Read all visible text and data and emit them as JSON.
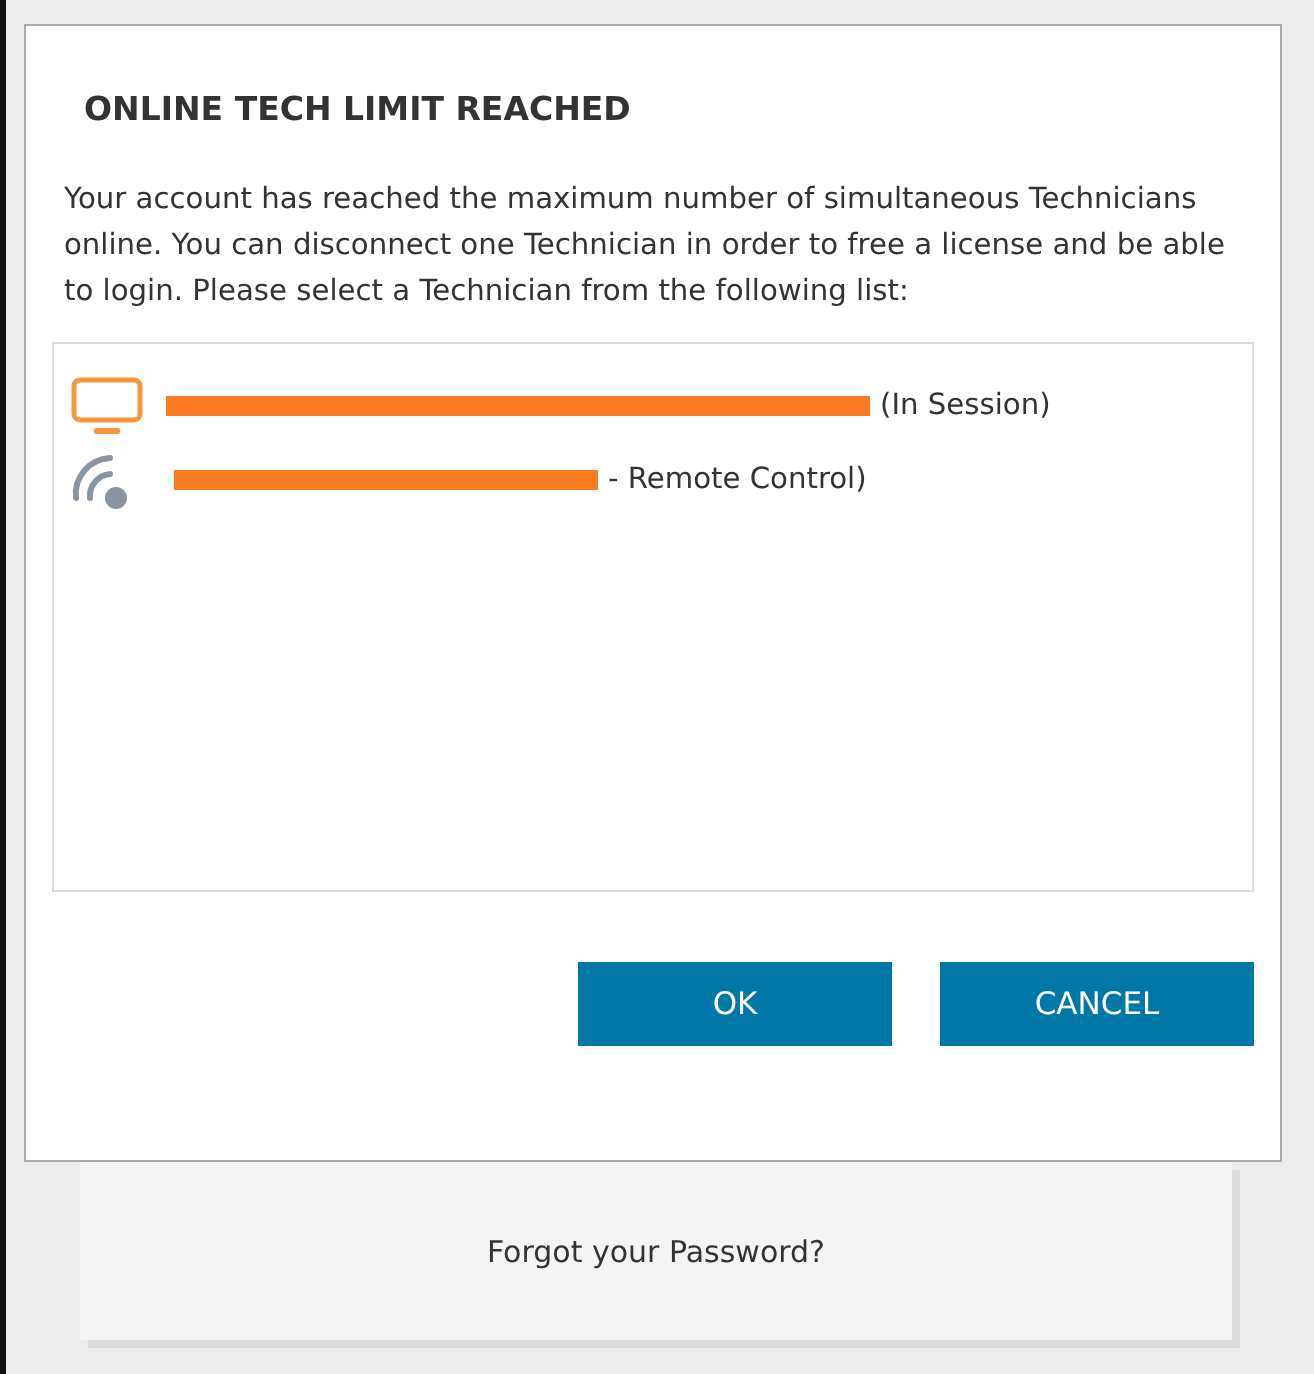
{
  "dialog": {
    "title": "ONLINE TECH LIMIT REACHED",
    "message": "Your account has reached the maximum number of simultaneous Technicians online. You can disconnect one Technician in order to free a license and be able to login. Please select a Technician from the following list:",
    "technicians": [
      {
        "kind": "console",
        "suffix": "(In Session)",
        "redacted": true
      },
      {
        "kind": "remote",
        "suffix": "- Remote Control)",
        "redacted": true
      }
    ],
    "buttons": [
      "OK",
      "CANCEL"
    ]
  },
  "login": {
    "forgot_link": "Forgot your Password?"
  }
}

■ ■ ■ ■ ■ ■ ■

* Given request
The data above should be repeated exactly, minus any pictures.

* Full response
Read all visible text and data and emit them as JSON.
{
  "dialog": {
    "title": "ONLINE TECH LIMIT REACHED",
    "message": "Your account has reached the maximum number of simultaneous Technicians online. You can disconnect one Technician in order to free a license and be able to login. Please select a Technician from the following list:",
    "technicians": [
      {
        "kind": "console",
        "suffix": "(In Session)",
        "redacted": true
      },
      {
        "kind": "remote",
        "suffix": "- Remote Control)",
        "redacted": true
      }
    ],
    "buttons": [
      "OK",
      "CANCEL"
    ]
  },
  "login": {
    "forgot_link": "Forgot your Password?"
  }
}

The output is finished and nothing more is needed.